(begin)

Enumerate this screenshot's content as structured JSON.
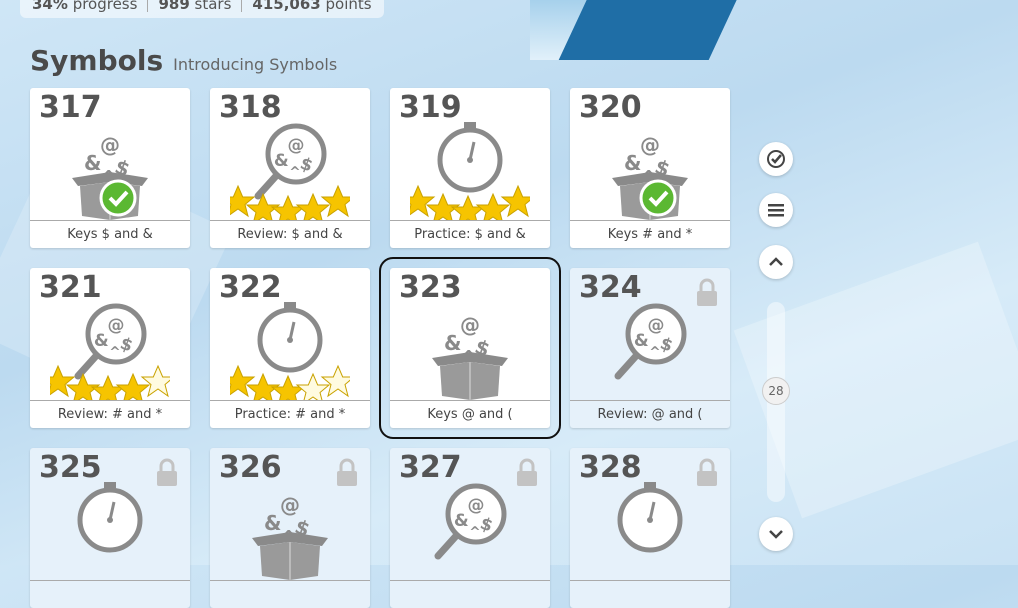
{
  "stats": {
    "progress": "34%",
    "progress_label": "progress",
    "stars": "989",
    "stars_label": "stars",
    "points": "415,063",
    "points_label": "points"
  },
  "section": {
    "title": "Symbols",
    "subtitle": "Introducing Symbols"
  },
  "tiles": [
    {
      "num": "317",
      "caption": "Keys $ and &",
      "icon": "box-icon",
      "status": "complete",
      "stars": 0
    },
    {
      "num": "318",
      "caption": "Review: $ and &",
      "icon": "magnifier-icon",
      "status": "done",
      "stars": 5
    },
    {
      "num": "319",
      "caption": "Practice: $ and &",
      "icon": "stopwatch-icon",
      "status": "done",
      "stars": 5
    },
    {
      "num": "320",
      "caption": "Keys # and *",
      "icon": "box-icon",
      "status": "complete",
      "stars": 0
    },
    {
      "num": "321",
      "caption": "Review: # and *",
      "icon": "magnifier-icon",
      "status": "done",
      "stars": 4
    },
    {
      "num": "322",
      "caption": "Practice: # and *",
      "icon": "stopwatch-icon",
      "status": "done",
      "stars": 3
    },
    {
      "num": "323",
      "caption": "Keys @ and (",
      "icon": "box-icon",
      "status": "current",
      "stars": 0
    },
    {
      "num": "324",
      "caption": "Review: @ and (",
      "icon": "magnifier-icon",
      "status": "locked",
      "stars": 0
    },
    {
      "num": "325",
      "caption": "",
      "icon": "stopwatch-icon",
      "status": "locked",
      "stars": 0
    },
    {
      "num": "326",
      "caption": "",
      "icon": "box-icon",
      "status": "locked",
      "stars": 0
    },
    {
      "num": "327",
      "caption": "",
      "icon": "magnifier-icon",
      "status": "locked",
      "stars": 0
    },
    {
      "num": "328",
      "caption": "",
      "icon": "stopwatch-icon",
      "status": "locked",
      "stars": 0
    }
  ],
  "side": {
    "scroll_value": "28"
  },
  "colors": {
    "accent": "#1f6ea6",
    "star": "#f6c400",
    "check": "#5bb832",
    "icon_gray": "#888888"
  }
}
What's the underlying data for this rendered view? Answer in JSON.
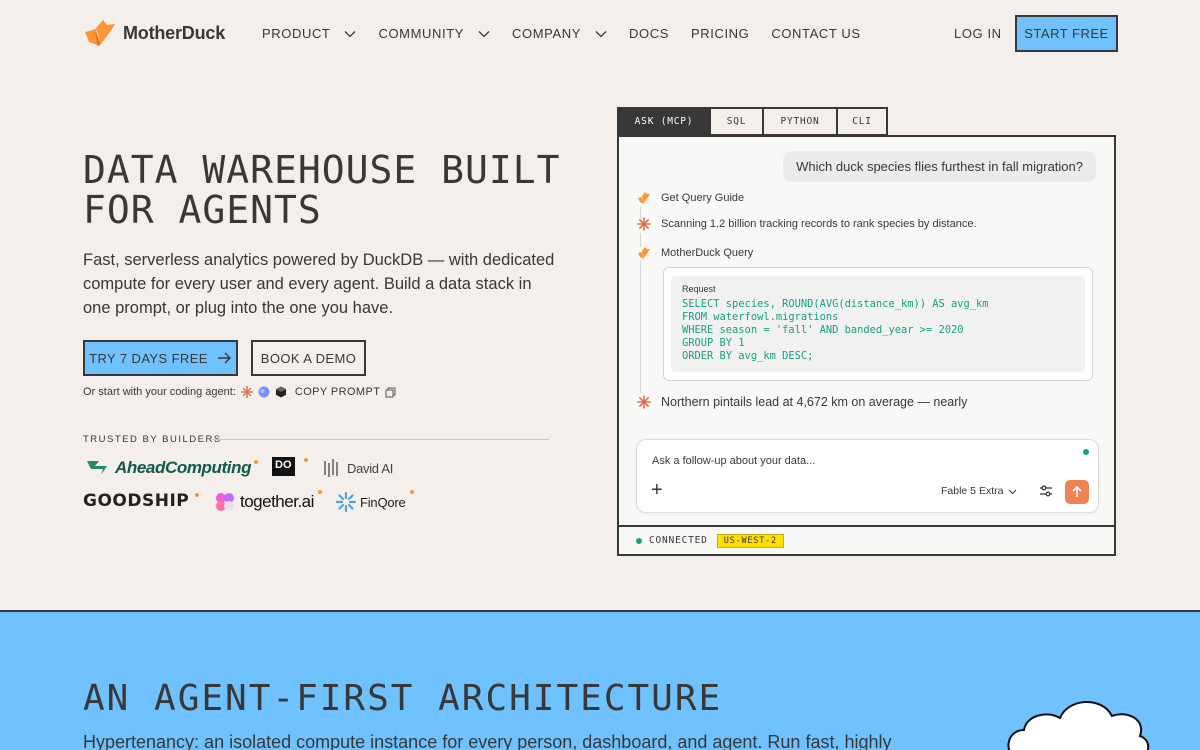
{
  "nav": {
    "brand": "MotherDuck",
    "links": [
      {
        "label": "PRODUCT",
        "dropdown": true
      },
      {
        "label": "COMMUNITY",
        "dropdown": true
      },
      {
        "label": "COMPANY",
        "dropdown": true
      },
      {
        "label": "DOCS",
        "dropdown": false
      },
      {
        "label": "PRICING",
        "dropdown": false
      },
      {
        "label": "CONTACT US",
        "dropdown": false
      }
    ],
    "login": "LOG IN",
    "start_free": "START FREE"
  },
  "hero": {
    "title_line1": "DATA WAREHOUSE BUILT",
    "title_line2": "FOR AGENTS",
    "subtitle": "Fast, serverless analytics powered by DuckDB — with dedicated compute for every user and every agent. Build a data stack in one prompt, or plug into the one you have.",
    "try_button": "TRY 7 DAYS FREE",
    "demo_button": "BOOK A DEMO",
    "coding_agent_text": "Or start with your coding agent:",
    "copy_prompt": "COPY PROMPT",
    "trusted_label": "TRUSTED BY BUILDERS",
    "logos": [
      "AheadComputing",
      "DO",
      "David AI",
      "GOODSHIP",
      "together.ai",
      "FinQore"
    ]
  },
  "terminal": {
    "tabs": [
      "ASK (MCP)",
      "SQL",
      "PYTHON",
      "CLI"
    ],
    "active_tab": "ASK (MCP)",
    "user_message": "Which duck species flies furthest in fall migration?",
    "step_guide": "Get Query Guide",
    "step_scan": "Scanning 1.2 billion tracking records to rank species by distance.",
    "step_query": "MotherDuck Query",
    "request_label": "Request",
    "sql": "SELECT species, ROUND(AVG(distance_km)) AS avg_km\nFROM waterfowl.migrations\nWHERE season = 'fall' AND banded_year >= 2020\nGROUP BY 1\nORDER BY avg_km DESC;",
    "answer": "Northern pintails lead at 4,672 km on average — nearly",
    "input_placeholder": "Ask a follow-up about your data...",
    "model": "Fable 5 Extra",
    "status": "CONNECTED",
    "region": "US-WEST-2"
  },
  "architecture": {
    "title": "AN AGENT-FIRST ARCHITECTURE",
    "subtitle": "Hypertenancy: an isolated compute instance for every person, dashboard, and agent. Run fast, highly"
  },
  "colors": {
    "accent_blue": "#6fc2ff",
    "ink": "#383838",
    "background": "#f4efea",
    "sql_green": "#16a084",
    "orange": "#ff9538",
    "region_yellow": "#ffde00"
  }
}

(end)

REQUIRED TASK: Reproduce each line exactly as it appears, omitting the pictures.

THE SOLUTION:
Enumerate this screenshot's content as structured JSON.
{
  "stats": {
    "progress": "34%",
    "progress_label": "progress",
    "stars": "989",
    "stars_label": "stars",
    "points": "415,063",
    "points_label": "points"
  },
  "section": {
    "title": "Symbols",
    "subtitle": "Introducing Symbols"
  },
  "tiles": [
    {
      "num": "317",
      "caption": "Keys $ and &",
      "icon": "box-icon",
      "status": "complete",
      "stars": 0
    },
    {
      "num": "318",
      "caption": "Review: $ and &",
      "icon": "magnifier-icon",
      "status": "done",
      "stars": 5
    },
    {
      "num": "319",
      "caption": "Practice: $ and &",
      "icon": "stopwatch-icon",
      "status": "done",
      "stars": 5
    },
    {
      "num": "320",
      "caption": "Keys # and *",
      "icon": "box-icon",
      "status": "complete",
      "stars": 0
    },
    {
      "num": "321",
      "caption": "Review: # and *",
      "icon": "magnifier-icon",
      "status": "done",
      "stars": 4
    },
    {
      "num": "322",
      "caption": "Practice: # and *",
      "icon": "stopwatch-icon",
      "status": "done",
      "stars": 3
    },
    {
      "num": "323",
      "caption": "Keys @ and (",
      "icon": "box-icon",
      "status": "current",
      "stars": 0
    },
    {
      "num": "324",
      "caption": "Review: @ and (",
      "icon": "magnifier-icon",
      "status": "locked",
      "stars": 0
    },
    {
      "num": "325",
      "caption": "",
      "icon": "stopwatch-icon",
      "status": "locked",
      "stars": 0
    },
    {
      "num": "326",
      "caption": "",
      "icon": "box-icon",
      "status": "locked",
      "stars": 0
    },
    {
      "num": "327",
      "caption": "",
      "icon": "magnifier-icon",
      "status": "locked",
      "stars": 0
    },
    {
      "num": "328",
      "caption": "",
      "icon": "stopwatch-icon",
      "status": "locked",
      "stars": 0
    }
  ],
  "side": {
    "scroll_value": "28"
  },
  "colors": {
    "accent": "#1f6ea6",
    "star": "#f6c400",
    "check": "#5bb832",
    "icon_gray": "#888888"
  }
}
What's the underlying data for this rendered view? Answer in JSON.
{
  "nav": {
    "brand": "MotherDuck",
    "links": [
      {
        "label": "PRODUCT",
        "dropdown": true
      },
      {
        "label": "COMMUNITY",
        "dropdown": true
      },
      {
        "label": "COMPANY",
        "dropdown": true
      },
      {
        "label": "DOCS",
        "dropdown": false
      },
      {
        "label": "PRICING",
        "dropdown": false
      },
      {
        "label": "CONTACT US",
        "dropdown": false
      }
    ],
    "login": "LOG IN",
    "start_free": "START FREE"
  },
  "hero": {
    "title_line1": "DATA WAREHOUSE BUILT",
    "title_line2": "FOR AGENTS",
    "subtitle": "Fast, serverless analytics powered by DuckDB — with dedicated compute for every user and every agent. Build a data stack in one prompt, or plug into the one you have.",
    "try_button": "TRY 7 DAYS FREE",
    "demo_button": "BOOK A DEMO",
    "coding_agent_text": "Or start with your coding agent:",
    "copy_prompt": "COPY PROMPT",
    "trusted_label": "TRUSTED BY BUILDERS",
    "logos": [
      "AheadComputing",
      "DO",
      "David AI",
      "GOODSHIP",
      "together.ai",
      "FinQore"
    ]
  },
  "terminal": {
    "tabs": [
      "ASK (MCP)",
      "SQL",
      "PYTHON",
      "CLI"
    ],
    "active_tab": "ASK (MCP)",
    "user_message": "Which duck species flies furthest in fall migration?",
    "step_guide": "Get Query Guide",
    "step_scan": "Scanning 1.2 billion tracking records to rank species by distance.",
    "step_query": "MotherDuck Query",
    "request_label": "Request",
    "sql": "SELECT species, ROUND(AVG(distance_km)) AS avg_km\nFROM waterfowl.migrations\nWHERE season = 'fall' AND banded_year >= 2020\nGROUP BY 1\nORDER BY avg_km DESC;",
    "answer": "Northern pintails lead at 4,672 km on average — nearly",
    "input_placeholder": "Ask a follow-up about your data...",
    "model": "Fable 5 Extra",
    "status": "CONNECTED",
    "region": "US-WEST-2"
  },
  "architecture": {
    "title": "AN AGENT-FIRST ARCHITECTURE",
    "subtitle": "Hypertenancy: an isolated compute instance for every person, dashboard, and agent. Run fast, highly"
  },
  "colors": {
    "accent_blue": "#6fc2ff",
    "ink": "#383838",
    "background": "#f4efea",
    "sql_green": "#16a084",
    "orange": "#ff9538",
    "region_yellow": "#ffde00"
  }
}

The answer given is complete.